((

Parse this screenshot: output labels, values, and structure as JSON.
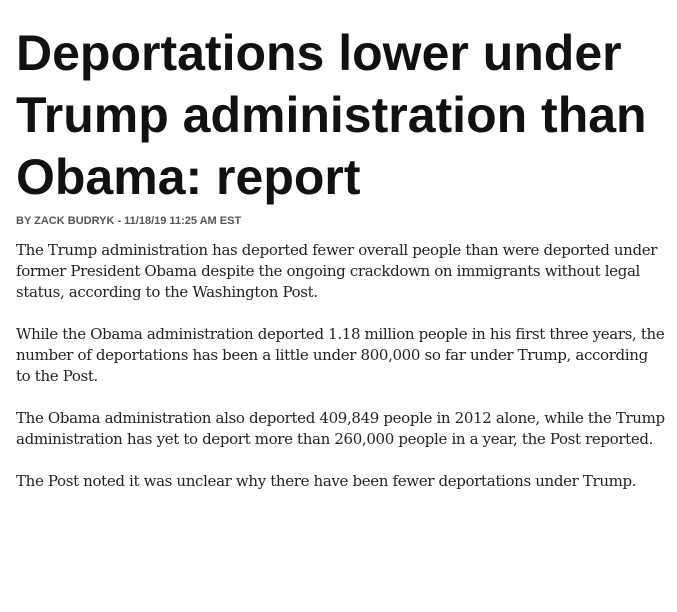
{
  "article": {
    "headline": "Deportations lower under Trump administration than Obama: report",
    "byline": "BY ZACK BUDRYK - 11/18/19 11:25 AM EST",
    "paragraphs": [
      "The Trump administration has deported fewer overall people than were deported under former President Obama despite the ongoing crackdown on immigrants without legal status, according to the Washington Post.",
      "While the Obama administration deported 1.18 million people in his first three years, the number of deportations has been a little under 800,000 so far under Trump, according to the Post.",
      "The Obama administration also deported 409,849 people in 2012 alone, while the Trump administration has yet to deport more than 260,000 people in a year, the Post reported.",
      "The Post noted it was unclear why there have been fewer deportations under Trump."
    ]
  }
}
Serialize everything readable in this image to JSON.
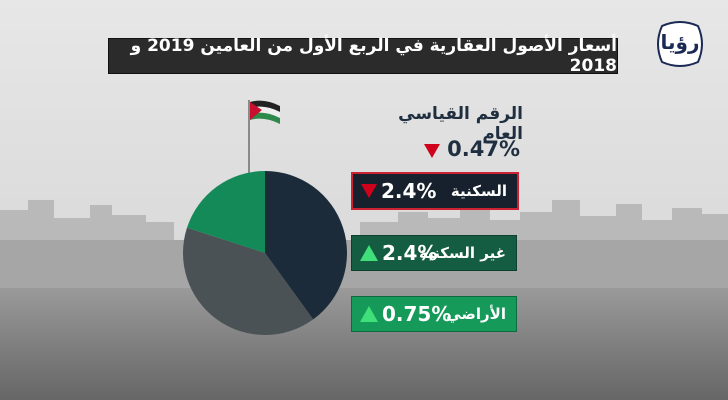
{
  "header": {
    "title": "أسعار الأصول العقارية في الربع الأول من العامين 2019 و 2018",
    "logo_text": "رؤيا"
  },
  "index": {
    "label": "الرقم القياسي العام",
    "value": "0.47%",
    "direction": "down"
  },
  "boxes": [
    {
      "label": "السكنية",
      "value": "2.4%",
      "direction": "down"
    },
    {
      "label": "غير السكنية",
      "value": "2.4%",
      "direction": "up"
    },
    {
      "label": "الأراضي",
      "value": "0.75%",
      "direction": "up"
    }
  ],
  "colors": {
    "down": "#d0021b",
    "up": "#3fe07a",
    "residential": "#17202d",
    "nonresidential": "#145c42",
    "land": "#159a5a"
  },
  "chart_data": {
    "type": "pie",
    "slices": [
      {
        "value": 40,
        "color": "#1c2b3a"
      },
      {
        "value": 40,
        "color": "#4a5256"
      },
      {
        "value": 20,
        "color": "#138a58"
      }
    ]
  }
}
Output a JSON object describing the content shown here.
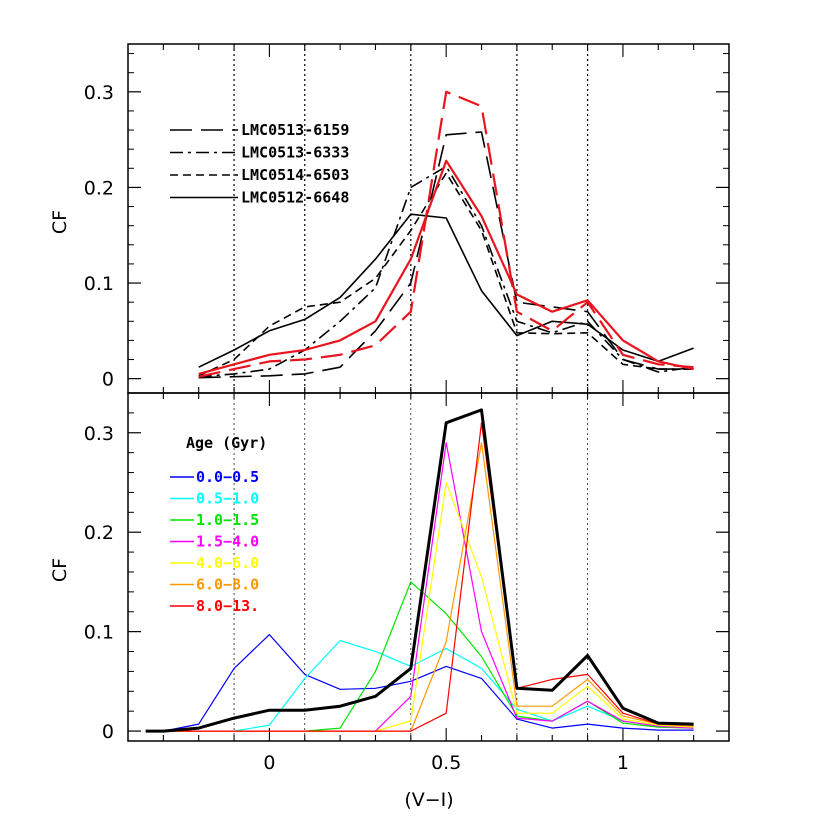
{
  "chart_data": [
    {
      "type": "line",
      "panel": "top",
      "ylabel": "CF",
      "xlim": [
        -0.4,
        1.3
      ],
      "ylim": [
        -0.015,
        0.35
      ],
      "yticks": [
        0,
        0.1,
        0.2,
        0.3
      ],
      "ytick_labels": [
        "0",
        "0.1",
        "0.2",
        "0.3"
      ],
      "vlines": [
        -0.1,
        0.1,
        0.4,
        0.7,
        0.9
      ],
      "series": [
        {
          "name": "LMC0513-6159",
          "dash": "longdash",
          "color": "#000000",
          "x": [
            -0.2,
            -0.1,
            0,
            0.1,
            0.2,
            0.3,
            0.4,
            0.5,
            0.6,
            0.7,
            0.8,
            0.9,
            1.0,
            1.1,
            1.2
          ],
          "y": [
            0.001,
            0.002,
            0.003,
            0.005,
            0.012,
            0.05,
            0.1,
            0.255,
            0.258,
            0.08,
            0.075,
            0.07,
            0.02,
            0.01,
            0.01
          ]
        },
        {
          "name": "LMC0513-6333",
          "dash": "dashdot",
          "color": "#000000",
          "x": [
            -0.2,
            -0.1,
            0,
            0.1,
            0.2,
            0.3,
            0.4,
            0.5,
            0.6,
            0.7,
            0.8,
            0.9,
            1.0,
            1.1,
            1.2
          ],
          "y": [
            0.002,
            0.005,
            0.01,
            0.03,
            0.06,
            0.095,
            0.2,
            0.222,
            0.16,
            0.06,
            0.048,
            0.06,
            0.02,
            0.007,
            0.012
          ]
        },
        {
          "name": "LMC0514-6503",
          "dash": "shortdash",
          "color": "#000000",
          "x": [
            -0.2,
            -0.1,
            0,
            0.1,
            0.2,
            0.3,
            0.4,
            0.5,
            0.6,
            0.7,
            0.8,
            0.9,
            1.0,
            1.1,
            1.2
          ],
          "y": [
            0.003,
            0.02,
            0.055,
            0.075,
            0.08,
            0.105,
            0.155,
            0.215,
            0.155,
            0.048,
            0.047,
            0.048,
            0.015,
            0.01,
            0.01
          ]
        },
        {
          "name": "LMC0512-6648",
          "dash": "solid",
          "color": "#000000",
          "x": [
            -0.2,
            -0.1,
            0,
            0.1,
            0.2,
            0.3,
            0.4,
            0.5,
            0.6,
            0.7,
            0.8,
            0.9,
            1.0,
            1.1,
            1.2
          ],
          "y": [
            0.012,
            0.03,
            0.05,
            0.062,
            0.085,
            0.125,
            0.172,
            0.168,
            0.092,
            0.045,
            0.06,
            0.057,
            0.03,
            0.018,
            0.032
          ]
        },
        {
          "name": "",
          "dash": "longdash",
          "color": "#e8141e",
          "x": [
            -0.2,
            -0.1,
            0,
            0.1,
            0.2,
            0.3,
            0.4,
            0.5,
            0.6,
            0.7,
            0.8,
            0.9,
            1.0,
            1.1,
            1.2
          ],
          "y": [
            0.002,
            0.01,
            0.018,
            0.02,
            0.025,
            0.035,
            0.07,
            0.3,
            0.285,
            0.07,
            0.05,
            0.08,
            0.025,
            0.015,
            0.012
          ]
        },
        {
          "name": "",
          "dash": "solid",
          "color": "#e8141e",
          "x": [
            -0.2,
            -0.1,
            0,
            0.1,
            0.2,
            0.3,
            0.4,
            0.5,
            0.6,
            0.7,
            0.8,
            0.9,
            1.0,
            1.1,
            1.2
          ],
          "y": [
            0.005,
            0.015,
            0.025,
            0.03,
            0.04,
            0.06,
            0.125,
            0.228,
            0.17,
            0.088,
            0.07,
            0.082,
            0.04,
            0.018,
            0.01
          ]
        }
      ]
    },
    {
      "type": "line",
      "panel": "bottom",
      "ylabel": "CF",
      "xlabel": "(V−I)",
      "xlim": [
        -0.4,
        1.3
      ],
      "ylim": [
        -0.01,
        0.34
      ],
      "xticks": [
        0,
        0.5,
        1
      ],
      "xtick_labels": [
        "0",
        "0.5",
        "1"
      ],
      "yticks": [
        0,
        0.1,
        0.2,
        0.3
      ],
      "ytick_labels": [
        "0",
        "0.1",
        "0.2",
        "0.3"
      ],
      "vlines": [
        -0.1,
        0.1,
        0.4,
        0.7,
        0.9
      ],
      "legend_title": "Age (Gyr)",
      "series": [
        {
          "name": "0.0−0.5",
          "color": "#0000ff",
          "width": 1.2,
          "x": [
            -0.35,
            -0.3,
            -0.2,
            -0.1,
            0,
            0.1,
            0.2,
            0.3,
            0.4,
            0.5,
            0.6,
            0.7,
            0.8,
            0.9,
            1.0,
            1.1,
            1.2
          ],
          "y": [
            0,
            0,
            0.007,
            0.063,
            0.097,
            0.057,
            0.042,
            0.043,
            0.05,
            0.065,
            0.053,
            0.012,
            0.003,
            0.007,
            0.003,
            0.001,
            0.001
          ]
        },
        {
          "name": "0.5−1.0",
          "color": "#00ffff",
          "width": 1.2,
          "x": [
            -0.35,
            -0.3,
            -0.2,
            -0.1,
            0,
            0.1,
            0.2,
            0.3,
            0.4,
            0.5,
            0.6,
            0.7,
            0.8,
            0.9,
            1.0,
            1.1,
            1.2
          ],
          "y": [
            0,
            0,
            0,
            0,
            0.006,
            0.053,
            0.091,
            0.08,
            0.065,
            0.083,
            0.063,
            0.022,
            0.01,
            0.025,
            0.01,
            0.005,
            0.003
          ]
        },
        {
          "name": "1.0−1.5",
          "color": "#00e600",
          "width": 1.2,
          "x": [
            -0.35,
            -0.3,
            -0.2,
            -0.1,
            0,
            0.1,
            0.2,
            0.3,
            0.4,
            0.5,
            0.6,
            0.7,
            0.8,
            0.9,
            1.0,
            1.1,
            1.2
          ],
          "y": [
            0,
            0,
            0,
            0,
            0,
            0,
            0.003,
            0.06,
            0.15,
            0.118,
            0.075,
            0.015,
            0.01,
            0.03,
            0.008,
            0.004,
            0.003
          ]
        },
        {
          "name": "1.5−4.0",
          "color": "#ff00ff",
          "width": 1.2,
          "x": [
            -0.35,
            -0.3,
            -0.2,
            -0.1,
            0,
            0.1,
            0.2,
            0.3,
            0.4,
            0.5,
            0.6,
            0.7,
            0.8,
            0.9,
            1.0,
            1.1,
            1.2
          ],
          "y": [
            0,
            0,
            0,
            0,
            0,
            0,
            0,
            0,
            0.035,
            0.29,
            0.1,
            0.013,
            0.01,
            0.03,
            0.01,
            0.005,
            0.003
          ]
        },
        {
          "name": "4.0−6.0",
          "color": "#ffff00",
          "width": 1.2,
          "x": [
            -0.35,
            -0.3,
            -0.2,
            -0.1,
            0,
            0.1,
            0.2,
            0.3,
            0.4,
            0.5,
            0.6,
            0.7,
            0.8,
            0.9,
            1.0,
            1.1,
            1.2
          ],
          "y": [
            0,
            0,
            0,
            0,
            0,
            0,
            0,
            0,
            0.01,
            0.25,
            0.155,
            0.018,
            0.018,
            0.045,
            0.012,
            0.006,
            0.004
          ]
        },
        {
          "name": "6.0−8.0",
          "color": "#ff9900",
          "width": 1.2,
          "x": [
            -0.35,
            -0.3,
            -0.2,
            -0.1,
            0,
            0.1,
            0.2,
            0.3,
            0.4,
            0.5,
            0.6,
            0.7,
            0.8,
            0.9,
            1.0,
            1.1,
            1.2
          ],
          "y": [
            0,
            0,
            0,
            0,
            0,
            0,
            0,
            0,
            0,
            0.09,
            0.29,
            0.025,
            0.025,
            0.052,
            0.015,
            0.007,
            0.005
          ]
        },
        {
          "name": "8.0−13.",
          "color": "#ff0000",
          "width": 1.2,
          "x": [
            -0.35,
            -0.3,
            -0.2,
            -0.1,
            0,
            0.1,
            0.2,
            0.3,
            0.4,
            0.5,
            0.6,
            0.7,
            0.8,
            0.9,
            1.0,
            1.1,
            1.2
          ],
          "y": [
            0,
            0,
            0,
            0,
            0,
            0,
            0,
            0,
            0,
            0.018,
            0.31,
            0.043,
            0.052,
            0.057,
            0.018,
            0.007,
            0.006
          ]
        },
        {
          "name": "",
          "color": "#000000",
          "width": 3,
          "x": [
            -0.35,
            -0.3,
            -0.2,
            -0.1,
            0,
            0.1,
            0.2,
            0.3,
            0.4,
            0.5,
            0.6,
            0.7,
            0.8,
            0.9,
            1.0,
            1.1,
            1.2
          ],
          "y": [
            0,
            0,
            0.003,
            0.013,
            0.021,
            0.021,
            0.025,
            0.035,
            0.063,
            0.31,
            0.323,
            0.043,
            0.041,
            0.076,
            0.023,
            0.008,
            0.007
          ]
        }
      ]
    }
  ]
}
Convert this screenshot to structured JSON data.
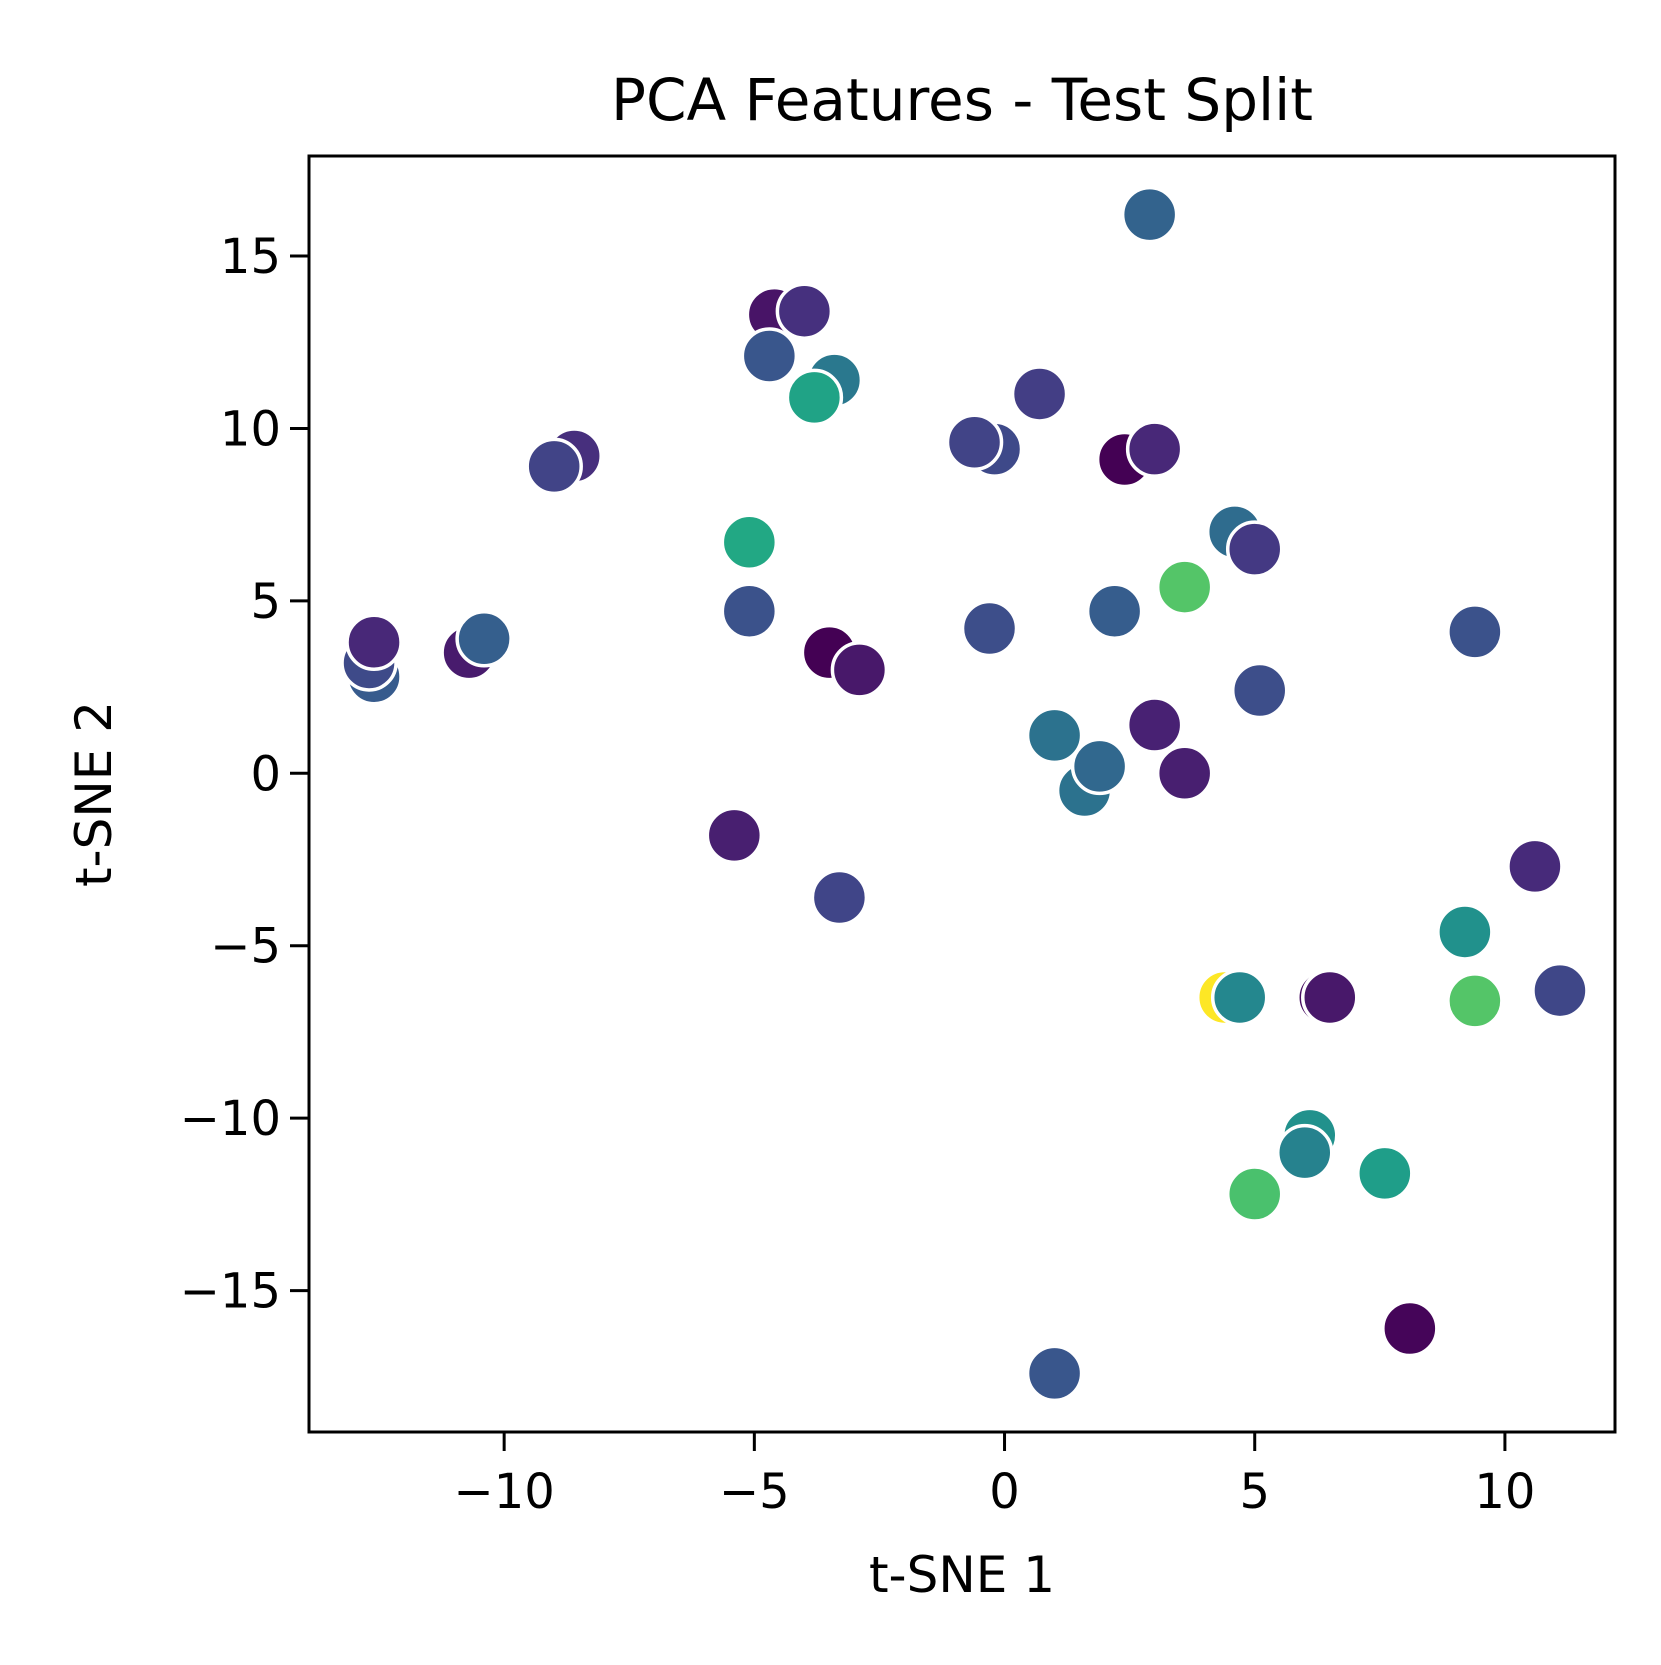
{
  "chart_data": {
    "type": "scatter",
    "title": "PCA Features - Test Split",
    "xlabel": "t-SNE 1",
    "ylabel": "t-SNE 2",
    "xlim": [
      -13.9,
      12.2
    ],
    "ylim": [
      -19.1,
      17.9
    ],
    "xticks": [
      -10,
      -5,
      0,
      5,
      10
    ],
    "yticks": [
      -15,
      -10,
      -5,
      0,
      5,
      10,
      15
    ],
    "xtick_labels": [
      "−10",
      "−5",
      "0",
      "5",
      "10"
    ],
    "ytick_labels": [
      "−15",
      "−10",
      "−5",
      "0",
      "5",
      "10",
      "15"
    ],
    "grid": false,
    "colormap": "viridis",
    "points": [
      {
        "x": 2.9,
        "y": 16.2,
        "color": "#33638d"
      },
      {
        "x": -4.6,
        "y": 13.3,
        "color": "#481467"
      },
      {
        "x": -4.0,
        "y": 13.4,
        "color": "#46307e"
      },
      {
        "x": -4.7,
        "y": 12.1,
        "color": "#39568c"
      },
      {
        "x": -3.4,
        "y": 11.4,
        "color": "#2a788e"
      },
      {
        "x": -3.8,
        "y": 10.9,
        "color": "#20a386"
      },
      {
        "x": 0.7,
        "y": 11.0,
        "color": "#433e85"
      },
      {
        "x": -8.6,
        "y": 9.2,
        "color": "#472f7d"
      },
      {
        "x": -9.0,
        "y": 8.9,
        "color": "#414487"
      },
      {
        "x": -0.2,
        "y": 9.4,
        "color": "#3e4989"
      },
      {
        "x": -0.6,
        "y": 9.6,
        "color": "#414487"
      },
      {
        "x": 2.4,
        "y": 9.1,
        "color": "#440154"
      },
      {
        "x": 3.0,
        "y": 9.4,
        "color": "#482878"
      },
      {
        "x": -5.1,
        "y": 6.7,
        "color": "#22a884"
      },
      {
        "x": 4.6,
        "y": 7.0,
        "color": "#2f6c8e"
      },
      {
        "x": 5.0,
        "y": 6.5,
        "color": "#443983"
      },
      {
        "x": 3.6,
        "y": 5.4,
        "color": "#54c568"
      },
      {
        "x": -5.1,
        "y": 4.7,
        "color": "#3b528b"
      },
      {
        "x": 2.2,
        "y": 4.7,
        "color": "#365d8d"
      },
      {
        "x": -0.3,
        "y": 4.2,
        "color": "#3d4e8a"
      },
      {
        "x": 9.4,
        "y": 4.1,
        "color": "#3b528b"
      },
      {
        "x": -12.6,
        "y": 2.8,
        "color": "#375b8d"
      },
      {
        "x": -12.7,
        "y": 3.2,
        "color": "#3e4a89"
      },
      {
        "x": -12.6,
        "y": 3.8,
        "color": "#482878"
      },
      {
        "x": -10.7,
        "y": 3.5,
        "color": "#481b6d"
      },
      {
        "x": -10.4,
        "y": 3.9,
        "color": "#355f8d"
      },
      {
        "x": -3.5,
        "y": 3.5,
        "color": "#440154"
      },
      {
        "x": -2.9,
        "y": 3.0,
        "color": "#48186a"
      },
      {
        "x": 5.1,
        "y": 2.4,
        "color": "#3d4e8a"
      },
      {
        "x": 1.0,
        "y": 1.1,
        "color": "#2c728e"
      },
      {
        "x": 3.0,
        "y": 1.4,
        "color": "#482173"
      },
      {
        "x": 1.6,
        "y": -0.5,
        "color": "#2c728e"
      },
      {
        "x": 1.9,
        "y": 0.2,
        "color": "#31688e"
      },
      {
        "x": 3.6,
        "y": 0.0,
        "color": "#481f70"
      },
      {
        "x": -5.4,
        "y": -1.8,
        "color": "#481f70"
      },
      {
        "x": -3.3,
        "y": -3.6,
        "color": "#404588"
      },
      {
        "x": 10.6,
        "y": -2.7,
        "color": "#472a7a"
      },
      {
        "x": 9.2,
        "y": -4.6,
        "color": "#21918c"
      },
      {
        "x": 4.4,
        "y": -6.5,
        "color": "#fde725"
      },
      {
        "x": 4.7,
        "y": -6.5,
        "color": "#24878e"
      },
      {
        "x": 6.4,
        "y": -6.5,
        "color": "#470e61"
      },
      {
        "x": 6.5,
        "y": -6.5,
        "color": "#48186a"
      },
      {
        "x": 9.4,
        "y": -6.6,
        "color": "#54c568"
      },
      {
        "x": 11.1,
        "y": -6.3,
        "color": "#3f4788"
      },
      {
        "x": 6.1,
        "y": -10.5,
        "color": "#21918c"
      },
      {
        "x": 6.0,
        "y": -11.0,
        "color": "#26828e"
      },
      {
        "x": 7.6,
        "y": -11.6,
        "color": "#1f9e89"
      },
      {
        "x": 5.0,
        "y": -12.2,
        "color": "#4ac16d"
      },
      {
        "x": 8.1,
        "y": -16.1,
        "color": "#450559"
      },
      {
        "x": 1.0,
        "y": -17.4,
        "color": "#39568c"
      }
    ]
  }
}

))

▶ SHORT PROBLEM: For the material, find the number of lines holding the word "JSON" and give that figure and nothing more.

▶ SOLUTION TO THE EXERCISE: 4